**SUPPLIED INFORMATION:**

________________________

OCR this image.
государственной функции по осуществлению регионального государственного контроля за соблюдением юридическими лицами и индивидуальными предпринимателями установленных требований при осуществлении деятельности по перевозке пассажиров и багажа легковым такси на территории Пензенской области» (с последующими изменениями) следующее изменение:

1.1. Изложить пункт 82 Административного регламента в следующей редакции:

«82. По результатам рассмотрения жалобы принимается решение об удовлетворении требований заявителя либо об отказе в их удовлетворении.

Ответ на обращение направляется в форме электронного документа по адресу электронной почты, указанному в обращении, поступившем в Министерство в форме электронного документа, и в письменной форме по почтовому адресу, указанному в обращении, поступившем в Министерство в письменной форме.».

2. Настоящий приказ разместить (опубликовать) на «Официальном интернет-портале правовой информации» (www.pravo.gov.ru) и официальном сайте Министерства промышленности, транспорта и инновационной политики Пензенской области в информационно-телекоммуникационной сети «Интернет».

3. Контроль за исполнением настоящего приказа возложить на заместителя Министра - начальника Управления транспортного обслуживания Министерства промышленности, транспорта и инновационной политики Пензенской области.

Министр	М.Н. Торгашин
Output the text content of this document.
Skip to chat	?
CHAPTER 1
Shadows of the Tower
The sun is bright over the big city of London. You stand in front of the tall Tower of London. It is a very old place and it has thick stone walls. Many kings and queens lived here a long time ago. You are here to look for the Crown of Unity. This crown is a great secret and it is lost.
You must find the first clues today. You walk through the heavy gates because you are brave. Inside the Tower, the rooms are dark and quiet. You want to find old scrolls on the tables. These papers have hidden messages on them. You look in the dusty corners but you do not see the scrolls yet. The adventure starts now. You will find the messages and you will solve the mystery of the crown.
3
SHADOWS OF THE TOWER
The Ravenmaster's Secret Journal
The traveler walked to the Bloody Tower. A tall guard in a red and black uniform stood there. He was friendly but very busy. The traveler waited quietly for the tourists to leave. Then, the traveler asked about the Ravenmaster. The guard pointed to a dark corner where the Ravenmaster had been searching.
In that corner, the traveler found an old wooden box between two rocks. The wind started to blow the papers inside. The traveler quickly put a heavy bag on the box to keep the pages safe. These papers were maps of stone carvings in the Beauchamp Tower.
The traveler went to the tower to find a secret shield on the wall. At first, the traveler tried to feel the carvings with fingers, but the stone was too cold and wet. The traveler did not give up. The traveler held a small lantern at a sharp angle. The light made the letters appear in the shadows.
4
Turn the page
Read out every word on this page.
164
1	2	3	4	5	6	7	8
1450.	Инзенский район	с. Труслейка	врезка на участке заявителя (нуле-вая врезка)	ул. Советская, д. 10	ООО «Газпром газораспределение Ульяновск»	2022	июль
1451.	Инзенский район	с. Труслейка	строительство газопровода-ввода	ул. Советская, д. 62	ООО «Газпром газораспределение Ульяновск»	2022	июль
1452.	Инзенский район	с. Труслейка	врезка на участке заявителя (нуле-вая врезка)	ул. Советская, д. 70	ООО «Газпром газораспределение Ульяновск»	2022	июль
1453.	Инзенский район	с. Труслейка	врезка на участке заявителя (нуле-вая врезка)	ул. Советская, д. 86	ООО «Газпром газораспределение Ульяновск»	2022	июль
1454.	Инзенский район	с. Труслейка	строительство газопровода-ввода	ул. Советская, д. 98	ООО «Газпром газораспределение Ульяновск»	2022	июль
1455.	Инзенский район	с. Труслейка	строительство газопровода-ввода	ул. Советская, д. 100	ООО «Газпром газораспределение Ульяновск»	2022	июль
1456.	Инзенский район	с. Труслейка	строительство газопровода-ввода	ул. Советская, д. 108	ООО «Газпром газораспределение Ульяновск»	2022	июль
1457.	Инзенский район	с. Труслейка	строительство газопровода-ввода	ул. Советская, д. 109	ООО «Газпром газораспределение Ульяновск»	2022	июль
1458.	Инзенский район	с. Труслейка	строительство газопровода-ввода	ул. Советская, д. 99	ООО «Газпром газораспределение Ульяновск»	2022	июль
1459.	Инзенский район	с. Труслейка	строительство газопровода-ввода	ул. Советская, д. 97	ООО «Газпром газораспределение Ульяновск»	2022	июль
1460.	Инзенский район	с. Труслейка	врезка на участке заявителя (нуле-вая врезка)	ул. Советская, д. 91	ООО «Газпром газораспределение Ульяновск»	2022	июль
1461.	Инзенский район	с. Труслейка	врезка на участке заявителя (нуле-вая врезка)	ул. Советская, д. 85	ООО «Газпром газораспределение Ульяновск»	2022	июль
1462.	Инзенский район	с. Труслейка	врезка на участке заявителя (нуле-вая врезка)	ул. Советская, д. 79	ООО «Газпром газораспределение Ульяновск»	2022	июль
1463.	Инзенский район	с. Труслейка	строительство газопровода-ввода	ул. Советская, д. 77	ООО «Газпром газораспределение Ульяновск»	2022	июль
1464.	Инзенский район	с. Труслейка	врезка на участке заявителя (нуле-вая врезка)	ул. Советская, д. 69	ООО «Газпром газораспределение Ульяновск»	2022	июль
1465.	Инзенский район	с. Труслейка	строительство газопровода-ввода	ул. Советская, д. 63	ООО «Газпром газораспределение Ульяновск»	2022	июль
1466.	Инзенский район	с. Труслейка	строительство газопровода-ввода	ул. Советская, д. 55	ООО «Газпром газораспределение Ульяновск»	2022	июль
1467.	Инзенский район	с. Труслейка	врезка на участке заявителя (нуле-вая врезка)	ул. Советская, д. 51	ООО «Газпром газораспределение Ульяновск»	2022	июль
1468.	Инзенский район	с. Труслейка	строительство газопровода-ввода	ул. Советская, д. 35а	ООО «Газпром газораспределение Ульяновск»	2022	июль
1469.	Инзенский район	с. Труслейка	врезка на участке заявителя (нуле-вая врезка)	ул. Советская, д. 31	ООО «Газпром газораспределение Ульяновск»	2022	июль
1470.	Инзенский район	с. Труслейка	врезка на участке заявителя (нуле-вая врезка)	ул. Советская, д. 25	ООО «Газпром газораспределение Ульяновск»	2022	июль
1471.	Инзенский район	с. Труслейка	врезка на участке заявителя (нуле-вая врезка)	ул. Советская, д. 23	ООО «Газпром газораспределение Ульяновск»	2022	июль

________________________

**WHAT IS EXPECTED:**
Extract every line above containing the word "Ravenmaster".

**SOLUTION FOR THIS PROBLEM:**
The Ravenmaster's Secret Journal
The traveler walked to the Bloody Tower. A tall guard in a red and black uniform stood there. He was friendly but very busy. The traveler waited quietly for the tourists to leave. Then, the traveler asked about the Ravenmaster. The guard pointed to a dark corner where the Ravenmaster had been searching.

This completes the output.